Chicago resident and political activist Freddy Martinez filed a second lawsuit against the Chicago Police Department in September for not responding to his Freedom of Information Act requests about how police are using cell phone trackers. 

Across the country, citizens have growing concerns about the possibility of technology being used by law enforcement to invade their privacy. When pressed for more information about how law enforcement could be using potentially invasive technology, city officials have denied the requests of Martinez and other residents. 

“Law enforcement has to follow certain procedures, and those procedures are designed to allow the government to intrude upon otherwise private spaces, but only for compelling reasons,” said Hanni Fakhoury, a senior staff attorney for the Electronic Frontier Foundation. “That’s what the probable cause standard is supposed to do. It’s supposed to put a judge in between law enforcement and the public and make sure there’s a really good reason for law enforcement to be in your phone.”

Ten states currently require police officers to have a warrant to use cell phone-tracking technology, Fakhoury said. Other states have lower standards and only require law enforcement to have court orders, he said. Search warrants require officers to prove probable cause for a search, whereas court orders do not. 

“Law enforcement should be asking citizens for their permission to use invasive technology first instead of asking for their forgiveness later,” said Matthew Topic, government transparency attorney at Loevy & Loevy and Martinez’s attorney. “The CPD is asking residents for trust they haven’t earned.”

(Dataset entries)
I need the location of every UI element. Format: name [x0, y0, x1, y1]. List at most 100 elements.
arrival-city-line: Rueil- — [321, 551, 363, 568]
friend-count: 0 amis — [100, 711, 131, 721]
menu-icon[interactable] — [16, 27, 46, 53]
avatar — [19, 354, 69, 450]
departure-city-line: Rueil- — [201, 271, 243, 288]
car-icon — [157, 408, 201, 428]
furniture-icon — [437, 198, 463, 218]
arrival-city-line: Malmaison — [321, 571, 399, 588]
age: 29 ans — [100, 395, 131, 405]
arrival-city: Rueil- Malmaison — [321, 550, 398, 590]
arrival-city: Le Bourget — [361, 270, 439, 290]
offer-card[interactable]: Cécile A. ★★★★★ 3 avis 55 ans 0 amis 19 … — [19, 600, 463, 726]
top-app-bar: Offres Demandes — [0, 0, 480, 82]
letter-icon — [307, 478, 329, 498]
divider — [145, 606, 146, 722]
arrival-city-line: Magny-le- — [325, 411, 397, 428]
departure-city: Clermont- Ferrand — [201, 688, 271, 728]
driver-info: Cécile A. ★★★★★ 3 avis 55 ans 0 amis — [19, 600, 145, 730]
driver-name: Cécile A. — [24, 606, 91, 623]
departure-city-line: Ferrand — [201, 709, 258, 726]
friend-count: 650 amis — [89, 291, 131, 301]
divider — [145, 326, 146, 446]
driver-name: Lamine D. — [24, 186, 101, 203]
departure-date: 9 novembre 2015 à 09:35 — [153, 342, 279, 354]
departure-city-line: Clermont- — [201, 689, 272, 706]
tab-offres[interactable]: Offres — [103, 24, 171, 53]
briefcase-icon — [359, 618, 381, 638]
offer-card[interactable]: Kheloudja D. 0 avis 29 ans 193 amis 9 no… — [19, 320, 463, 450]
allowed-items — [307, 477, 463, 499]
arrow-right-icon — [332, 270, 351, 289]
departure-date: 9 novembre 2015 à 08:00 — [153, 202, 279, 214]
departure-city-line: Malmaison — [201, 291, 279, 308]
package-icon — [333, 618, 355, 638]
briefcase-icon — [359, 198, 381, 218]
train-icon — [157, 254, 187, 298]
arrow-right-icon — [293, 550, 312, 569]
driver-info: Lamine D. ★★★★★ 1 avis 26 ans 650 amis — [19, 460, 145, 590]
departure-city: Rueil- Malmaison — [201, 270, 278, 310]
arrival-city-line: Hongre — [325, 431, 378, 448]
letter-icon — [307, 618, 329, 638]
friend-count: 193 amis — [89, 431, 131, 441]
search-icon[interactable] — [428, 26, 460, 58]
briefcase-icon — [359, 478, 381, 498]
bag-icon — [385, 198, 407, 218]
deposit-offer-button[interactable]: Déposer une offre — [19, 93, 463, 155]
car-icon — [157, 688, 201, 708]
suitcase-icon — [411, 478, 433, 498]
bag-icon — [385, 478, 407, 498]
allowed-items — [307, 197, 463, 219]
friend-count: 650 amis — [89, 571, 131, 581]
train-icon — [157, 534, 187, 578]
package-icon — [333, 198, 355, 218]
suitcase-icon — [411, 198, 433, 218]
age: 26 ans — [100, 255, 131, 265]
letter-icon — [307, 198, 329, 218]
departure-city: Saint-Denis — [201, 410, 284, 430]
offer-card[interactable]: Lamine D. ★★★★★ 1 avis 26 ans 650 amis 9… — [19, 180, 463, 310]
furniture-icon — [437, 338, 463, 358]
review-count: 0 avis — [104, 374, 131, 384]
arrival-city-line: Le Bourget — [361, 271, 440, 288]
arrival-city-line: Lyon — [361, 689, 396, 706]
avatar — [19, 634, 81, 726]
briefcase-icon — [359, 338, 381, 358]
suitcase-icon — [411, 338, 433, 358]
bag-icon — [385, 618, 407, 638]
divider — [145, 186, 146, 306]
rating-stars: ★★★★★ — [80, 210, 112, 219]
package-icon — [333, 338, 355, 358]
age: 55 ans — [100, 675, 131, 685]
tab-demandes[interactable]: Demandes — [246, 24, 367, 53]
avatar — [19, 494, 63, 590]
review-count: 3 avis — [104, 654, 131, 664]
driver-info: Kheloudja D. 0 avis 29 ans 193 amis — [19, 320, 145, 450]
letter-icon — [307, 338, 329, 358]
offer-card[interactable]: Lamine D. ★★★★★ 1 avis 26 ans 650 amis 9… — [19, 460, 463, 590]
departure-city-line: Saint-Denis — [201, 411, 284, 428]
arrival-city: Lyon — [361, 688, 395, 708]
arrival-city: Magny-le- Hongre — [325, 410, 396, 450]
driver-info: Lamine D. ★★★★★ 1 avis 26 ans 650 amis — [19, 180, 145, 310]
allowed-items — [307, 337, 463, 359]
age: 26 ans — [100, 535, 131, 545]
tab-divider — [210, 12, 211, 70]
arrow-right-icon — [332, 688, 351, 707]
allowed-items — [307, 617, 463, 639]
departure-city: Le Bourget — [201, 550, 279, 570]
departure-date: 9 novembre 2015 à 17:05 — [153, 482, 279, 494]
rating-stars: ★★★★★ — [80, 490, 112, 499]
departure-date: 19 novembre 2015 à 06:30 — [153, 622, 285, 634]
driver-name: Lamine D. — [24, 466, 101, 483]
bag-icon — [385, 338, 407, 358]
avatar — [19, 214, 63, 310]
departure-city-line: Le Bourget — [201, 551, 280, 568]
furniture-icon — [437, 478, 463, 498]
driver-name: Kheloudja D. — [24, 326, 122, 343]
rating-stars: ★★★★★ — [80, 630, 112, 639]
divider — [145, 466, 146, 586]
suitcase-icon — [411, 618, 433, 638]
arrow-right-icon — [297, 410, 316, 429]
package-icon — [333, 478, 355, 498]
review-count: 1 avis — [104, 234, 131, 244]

» Check your understanding:
a - In the article on the lawsuit over Chicago police cell phone trackers, how many states require officers to get a warrant before using cell phone-tracking technology?
b - Carry on the article about the lawsuit over Chicago police cell phone trackers, picking up after its final sentence.

» Answers for the exercise:
a - Ten states.

b -
After Martinez filed his first lawsuit against the CPD in June 2014, it provided him with the information he was seeking about whether the CPD purchased StingRays, Topic said. 

StingRays are devices that act like cell phone towers. When StingRays are used, all of the cellular data from the nearest cellular tower is transferred to them and police officers can monitor calls being made in the area. The records showed the CPD has purchased StingRays from Harris Corporation. 

However, Martinez’s second lawsuit is seeking more information from CPD about how it uses StingRays, which the city would not provide him with when he filed a FOIA request for it in September 2014, Topic said. Martinez’s first lawsuit is settled except0 for some final paperwork.

Before Martinez filed his lawsuit, CPD said it could not provide him information regarding its use of cell phones for national security reasons, said Adam Schwartz, senior staff counsel for the American Civil Liberties Union of Illinois. The technology local law enforcement officers are using is the same equipment implemented in counterterrorist operations, he said. Schwartz also said the Federal Bureau of Investigation does not want the information leaked to terrorists, which in turn may aid them in developing countermeasures of attack. 

Topic said allegations regarding national security risks are overblown. He and Martinez do not want to know what specific cases CPD is using StingRays for. They want to know whether CPD is using cell phone trackers to catch gang members or stop protestors from speaking out against city officials, he said. It is a First Amendment issue if CPD is using StingRays to stop political protests, Topic said. CPD monitoring activists will make them fearful of speaking out against city officials, he said.

“If citizens don’t know that the CPD is using StingRays, a conversation cannot be had about how they should be used and what the standard is for using them,” he said. 

Law enforcement officers can track cell phone information in different ways. Law enforcement officers can go straight to cell phone companies and obtain records with or without a warrant, or officers can use cell phone tower stimulators to gather information directly from cell phones as they are being used, Topic said. 

“What all these new technologies have in common is they allow the government to track where every single person is all the time, whether they are at a bar or church,” Schwartz said. “Once you know where people are, you know who they are.”